Dataset records:

------------------------------------------------

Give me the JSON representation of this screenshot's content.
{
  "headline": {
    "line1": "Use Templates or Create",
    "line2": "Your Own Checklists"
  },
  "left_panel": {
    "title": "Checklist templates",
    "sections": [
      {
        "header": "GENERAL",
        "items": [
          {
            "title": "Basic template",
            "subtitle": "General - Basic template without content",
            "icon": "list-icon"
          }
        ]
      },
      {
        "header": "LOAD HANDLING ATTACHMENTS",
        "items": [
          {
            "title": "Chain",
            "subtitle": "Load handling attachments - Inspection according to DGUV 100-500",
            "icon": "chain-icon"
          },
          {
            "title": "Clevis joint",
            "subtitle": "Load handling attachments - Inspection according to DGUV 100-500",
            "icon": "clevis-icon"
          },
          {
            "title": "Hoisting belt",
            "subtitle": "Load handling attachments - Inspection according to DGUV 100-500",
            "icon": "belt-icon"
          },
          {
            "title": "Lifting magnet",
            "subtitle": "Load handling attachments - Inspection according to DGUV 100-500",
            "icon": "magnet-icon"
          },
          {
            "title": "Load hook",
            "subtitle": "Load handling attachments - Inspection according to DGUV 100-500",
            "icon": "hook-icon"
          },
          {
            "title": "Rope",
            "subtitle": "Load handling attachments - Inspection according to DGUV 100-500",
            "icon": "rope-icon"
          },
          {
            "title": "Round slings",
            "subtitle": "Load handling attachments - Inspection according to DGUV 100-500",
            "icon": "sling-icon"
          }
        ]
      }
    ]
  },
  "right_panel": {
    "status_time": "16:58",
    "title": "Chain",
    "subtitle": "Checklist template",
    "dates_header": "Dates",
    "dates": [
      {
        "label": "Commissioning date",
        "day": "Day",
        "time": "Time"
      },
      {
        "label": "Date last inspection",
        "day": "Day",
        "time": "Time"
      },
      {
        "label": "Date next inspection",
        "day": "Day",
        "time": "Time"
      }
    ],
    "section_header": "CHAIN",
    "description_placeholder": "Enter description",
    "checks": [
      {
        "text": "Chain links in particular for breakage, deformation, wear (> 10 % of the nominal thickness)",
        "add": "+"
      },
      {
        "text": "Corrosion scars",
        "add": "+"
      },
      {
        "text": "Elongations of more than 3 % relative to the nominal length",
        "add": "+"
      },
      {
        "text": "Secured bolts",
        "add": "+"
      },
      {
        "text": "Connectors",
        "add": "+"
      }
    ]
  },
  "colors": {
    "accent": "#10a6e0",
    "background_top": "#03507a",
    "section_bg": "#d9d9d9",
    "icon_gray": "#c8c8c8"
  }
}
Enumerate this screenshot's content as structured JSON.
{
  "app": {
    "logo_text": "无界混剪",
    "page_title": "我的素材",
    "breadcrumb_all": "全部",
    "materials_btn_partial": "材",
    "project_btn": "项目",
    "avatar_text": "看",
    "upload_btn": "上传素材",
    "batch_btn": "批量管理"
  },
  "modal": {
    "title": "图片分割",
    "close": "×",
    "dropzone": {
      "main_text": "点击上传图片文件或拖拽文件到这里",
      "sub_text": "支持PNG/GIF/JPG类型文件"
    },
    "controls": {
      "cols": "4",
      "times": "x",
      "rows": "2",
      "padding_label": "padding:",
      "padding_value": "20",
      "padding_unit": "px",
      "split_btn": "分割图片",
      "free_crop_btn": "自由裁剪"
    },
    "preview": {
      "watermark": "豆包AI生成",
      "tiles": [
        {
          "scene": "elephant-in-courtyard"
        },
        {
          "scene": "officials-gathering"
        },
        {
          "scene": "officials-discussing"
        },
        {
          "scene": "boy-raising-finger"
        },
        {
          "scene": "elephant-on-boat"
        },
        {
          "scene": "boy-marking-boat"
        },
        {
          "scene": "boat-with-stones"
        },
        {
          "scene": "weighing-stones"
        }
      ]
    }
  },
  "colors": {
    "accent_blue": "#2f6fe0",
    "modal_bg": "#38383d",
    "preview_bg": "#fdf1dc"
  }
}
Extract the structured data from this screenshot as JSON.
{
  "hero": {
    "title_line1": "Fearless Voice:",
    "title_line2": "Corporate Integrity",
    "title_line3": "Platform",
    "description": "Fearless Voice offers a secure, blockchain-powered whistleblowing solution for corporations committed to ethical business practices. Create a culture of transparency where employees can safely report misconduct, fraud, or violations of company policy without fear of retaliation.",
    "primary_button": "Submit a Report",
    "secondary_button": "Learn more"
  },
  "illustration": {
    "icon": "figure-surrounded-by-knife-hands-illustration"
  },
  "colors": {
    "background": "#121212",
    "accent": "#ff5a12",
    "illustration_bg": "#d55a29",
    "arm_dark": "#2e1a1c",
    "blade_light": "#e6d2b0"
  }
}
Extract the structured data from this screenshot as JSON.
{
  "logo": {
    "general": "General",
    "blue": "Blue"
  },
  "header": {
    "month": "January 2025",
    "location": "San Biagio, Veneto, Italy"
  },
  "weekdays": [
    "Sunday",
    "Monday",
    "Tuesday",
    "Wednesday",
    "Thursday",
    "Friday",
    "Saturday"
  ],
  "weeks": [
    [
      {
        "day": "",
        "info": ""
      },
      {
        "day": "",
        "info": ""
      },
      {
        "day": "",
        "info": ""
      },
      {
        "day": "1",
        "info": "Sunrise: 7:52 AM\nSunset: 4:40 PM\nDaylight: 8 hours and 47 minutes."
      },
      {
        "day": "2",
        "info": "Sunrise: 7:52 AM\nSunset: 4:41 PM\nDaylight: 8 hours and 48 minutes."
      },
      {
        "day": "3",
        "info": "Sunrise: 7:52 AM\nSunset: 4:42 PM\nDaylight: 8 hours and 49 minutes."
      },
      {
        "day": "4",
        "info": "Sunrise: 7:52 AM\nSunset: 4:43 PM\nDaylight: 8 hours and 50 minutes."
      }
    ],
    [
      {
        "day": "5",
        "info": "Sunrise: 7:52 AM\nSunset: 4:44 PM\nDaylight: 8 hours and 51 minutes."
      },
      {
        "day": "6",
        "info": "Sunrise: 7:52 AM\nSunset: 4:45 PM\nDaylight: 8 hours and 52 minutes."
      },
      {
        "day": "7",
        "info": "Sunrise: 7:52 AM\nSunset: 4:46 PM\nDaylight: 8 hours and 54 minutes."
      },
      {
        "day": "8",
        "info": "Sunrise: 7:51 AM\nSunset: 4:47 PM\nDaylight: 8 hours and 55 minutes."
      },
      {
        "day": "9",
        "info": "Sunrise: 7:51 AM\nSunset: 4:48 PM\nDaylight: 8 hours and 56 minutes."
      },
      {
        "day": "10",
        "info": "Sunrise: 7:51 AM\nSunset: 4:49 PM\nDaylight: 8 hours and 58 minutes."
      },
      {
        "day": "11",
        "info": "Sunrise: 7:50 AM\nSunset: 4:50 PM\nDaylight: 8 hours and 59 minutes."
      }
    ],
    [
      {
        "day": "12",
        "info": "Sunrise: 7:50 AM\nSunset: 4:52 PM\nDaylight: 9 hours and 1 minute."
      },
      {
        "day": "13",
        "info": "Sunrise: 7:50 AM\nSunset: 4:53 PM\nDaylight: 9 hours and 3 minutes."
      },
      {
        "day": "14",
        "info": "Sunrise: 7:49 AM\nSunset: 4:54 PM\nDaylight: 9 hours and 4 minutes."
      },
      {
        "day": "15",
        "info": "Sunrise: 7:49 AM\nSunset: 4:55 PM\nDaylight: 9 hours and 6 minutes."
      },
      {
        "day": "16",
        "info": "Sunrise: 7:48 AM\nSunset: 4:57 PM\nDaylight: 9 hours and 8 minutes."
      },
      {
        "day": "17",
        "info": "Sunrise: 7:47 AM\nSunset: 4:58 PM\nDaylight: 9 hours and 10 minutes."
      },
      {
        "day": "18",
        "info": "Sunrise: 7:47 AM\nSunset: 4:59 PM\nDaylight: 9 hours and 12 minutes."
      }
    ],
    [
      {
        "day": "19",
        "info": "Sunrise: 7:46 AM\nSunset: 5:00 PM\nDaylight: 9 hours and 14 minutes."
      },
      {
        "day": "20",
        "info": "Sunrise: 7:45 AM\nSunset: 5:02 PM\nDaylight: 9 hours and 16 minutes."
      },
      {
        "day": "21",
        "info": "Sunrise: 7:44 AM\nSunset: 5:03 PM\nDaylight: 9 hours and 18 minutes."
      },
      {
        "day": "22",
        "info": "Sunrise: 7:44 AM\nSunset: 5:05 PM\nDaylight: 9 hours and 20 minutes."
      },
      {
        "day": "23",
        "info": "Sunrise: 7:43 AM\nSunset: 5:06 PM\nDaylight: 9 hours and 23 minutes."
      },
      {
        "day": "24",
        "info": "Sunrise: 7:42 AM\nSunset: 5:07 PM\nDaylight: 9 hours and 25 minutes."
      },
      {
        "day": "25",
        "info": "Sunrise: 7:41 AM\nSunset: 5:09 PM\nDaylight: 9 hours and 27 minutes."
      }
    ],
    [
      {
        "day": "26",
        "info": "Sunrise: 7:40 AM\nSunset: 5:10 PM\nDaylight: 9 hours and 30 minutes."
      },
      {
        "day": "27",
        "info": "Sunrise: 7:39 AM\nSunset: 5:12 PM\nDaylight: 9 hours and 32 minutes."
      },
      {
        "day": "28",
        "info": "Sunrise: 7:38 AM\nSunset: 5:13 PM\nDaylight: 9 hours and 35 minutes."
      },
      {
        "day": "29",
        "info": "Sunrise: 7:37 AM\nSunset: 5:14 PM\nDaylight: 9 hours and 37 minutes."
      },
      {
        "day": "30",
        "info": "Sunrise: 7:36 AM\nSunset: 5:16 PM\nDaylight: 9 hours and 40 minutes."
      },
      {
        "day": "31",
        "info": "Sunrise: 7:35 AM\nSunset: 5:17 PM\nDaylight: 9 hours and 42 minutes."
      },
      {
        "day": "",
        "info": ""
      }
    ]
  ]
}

------------------------------------------------

#### Stated task:
Find all lines where the word "Voice" appears. Copy them.

#### Task output:
    "title_line1": "Fearless Voice:",
    "description": "Fearless Voice offers a secure, blockchain-powered whistleblowing solution for corporations committed to ethical business practices. Create a culture of transparency where employees can safely report misconduct, fraud, or violations of company policy without fear of retaliation.",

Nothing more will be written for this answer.